TASK PROMPT: Pull every line containing the word "this" from the records.

RECORD EXCERPTS:
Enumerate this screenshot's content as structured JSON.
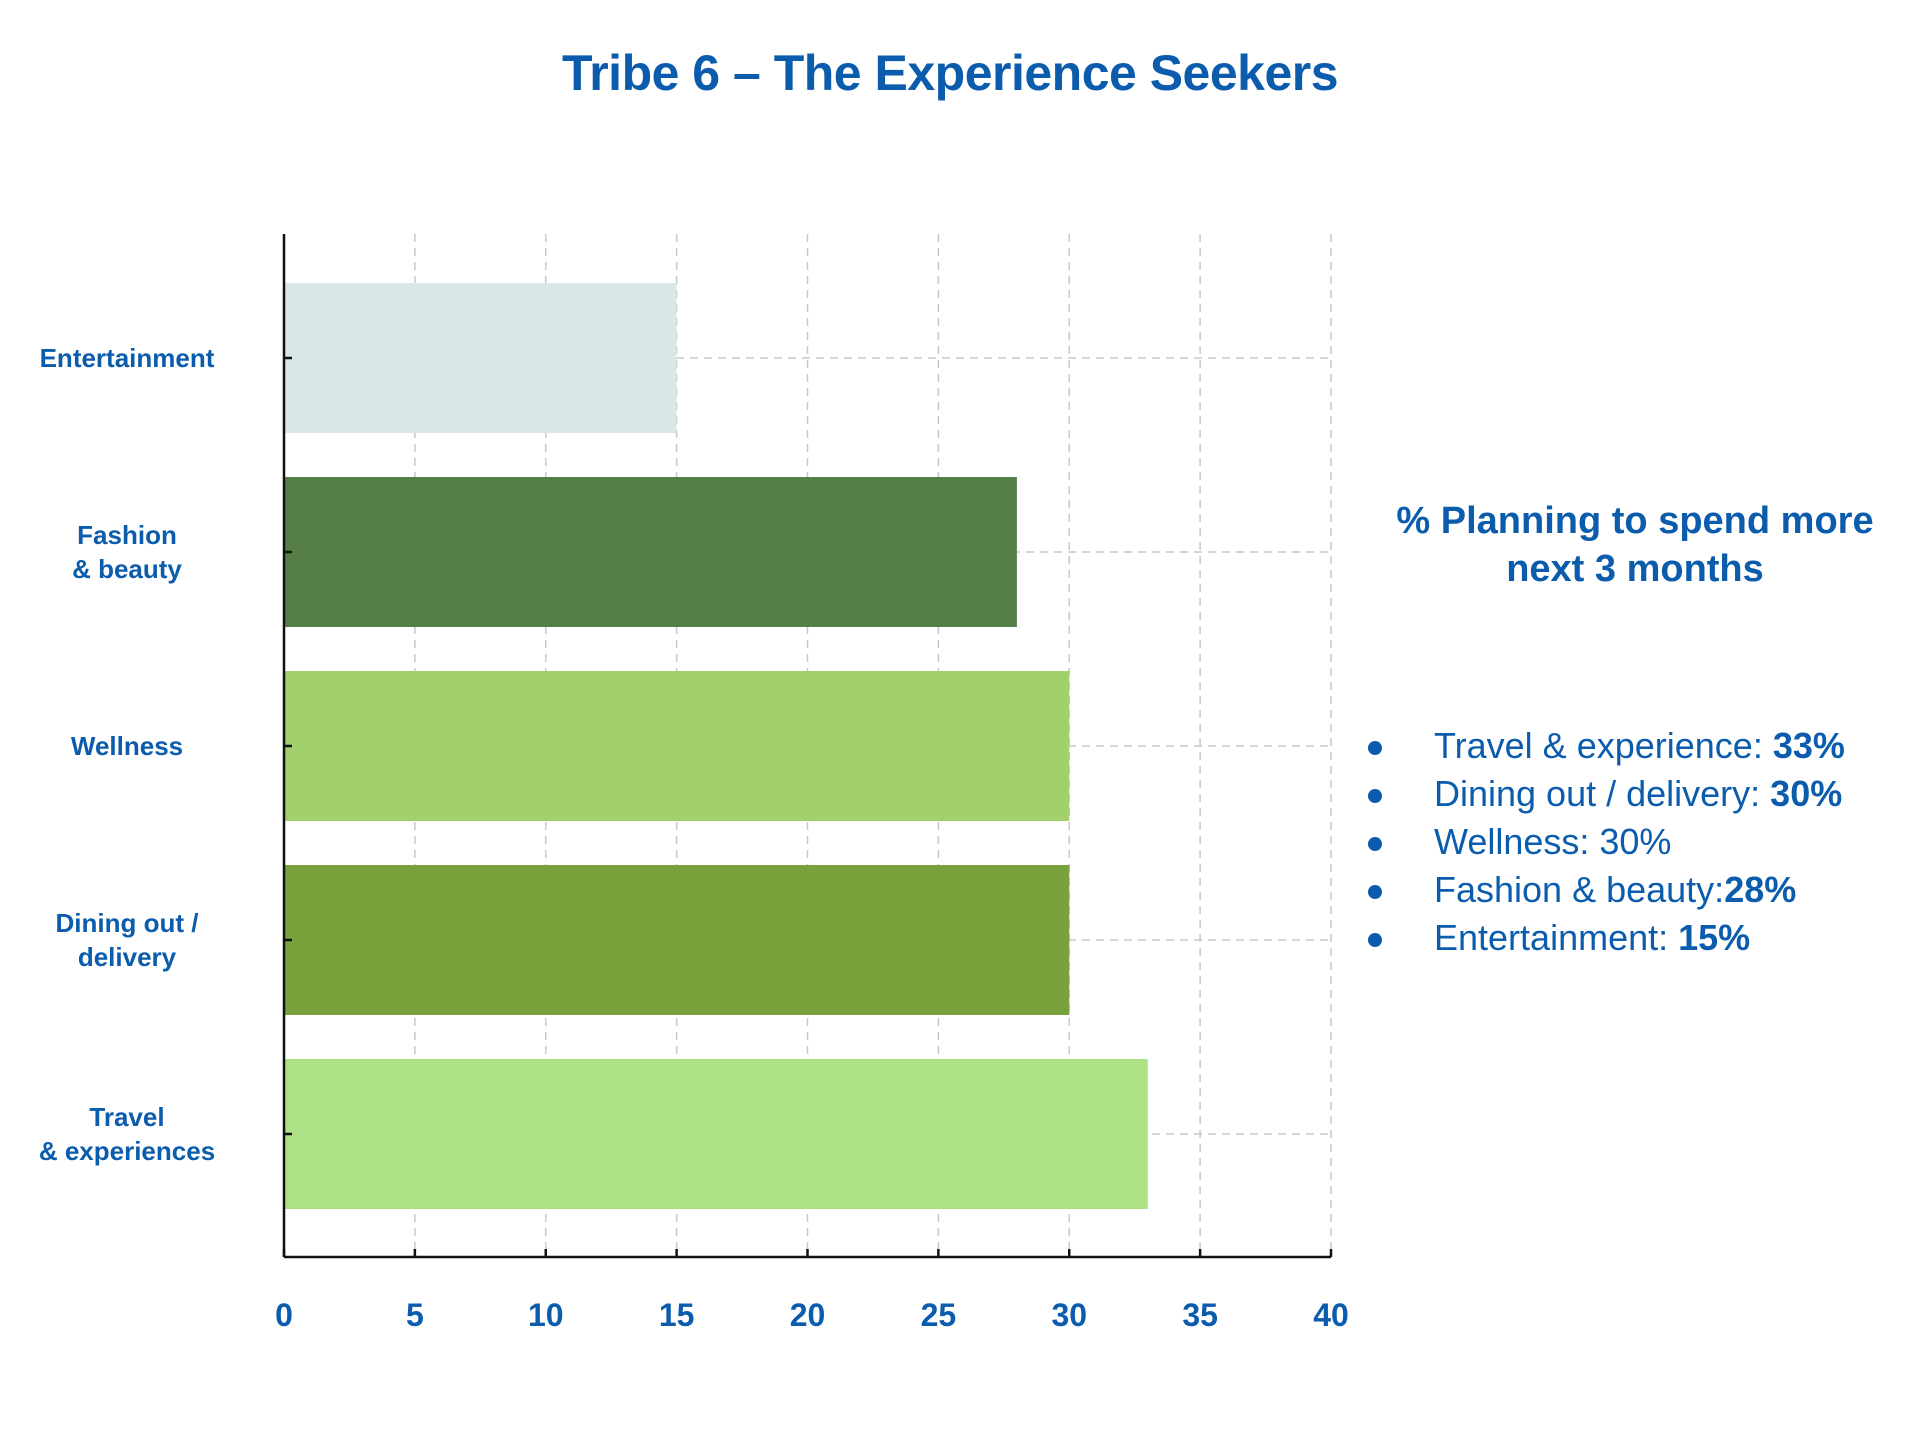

--

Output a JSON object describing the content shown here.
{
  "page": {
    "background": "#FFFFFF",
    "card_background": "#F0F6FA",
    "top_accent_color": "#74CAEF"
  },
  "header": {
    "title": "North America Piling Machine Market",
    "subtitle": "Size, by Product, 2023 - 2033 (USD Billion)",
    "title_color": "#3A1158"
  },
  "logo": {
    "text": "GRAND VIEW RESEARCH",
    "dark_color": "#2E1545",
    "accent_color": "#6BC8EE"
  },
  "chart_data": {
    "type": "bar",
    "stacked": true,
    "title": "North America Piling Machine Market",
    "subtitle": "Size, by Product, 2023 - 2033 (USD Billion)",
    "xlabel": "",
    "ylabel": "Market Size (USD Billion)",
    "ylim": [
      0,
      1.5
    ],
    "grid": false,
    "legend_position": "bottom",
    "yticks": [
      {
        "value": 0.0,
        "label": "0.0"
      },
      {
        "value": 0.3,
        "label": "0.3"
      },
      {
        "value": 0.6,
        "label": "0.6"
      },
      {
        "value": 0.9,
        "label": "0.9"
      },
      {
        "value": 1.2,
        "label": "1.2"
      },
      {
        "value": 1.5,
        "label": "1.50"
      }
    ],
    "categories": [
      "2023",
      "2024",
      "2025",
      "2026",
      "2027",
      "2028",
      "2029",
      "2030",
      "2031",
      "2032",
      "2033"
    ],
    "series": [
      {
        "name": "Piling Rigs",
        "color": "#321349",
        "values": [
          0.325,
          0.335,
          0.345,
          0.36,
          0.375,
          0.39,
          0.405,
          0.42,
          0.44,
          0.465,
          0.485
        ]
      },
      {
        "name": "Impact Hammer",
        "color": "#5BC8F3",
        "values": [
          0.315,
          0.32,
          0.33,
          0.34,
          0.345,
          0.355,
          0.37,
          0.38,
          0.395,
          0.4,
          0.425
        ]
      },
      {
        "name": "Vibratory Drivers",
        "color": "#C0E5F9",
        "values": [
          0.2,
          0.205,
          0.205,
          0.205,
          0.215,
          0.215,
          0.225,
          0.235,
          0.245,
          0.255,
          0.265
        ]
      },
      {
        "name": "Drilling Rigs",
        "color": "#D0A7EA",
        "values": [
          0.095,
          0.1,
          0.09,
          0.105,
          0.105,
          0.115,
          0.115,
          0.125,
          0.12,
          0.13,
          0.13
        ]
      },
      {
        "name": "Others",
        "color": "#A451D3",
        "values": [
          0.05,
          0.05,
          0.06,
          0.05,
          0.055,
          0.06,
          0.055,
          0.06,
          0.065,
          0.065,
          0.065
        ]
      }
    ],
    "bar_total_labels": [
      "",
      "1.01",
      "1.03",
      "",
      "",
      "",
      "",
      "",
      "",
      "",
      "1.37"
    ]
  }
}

* * *

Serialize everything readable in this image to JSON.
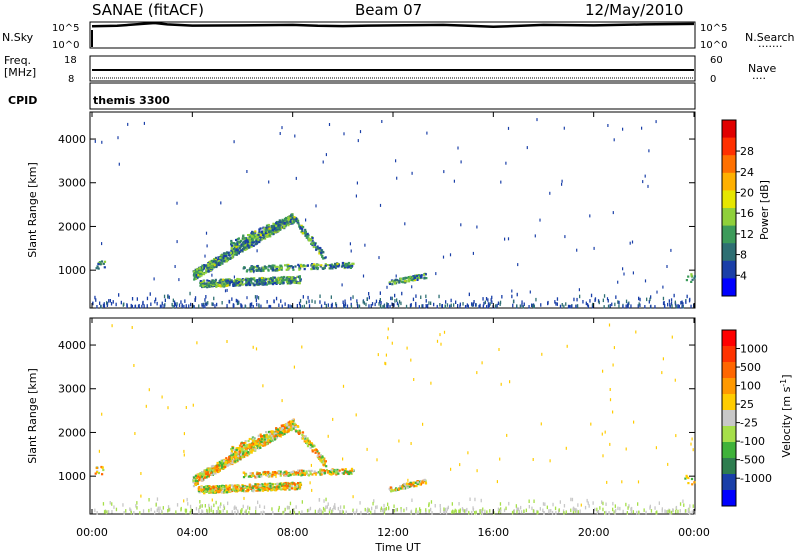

REPLY TO THE EXERCISE:
Enumerate this screenshot's content as structured JSON.
Serialize everything readable in this image to JSON.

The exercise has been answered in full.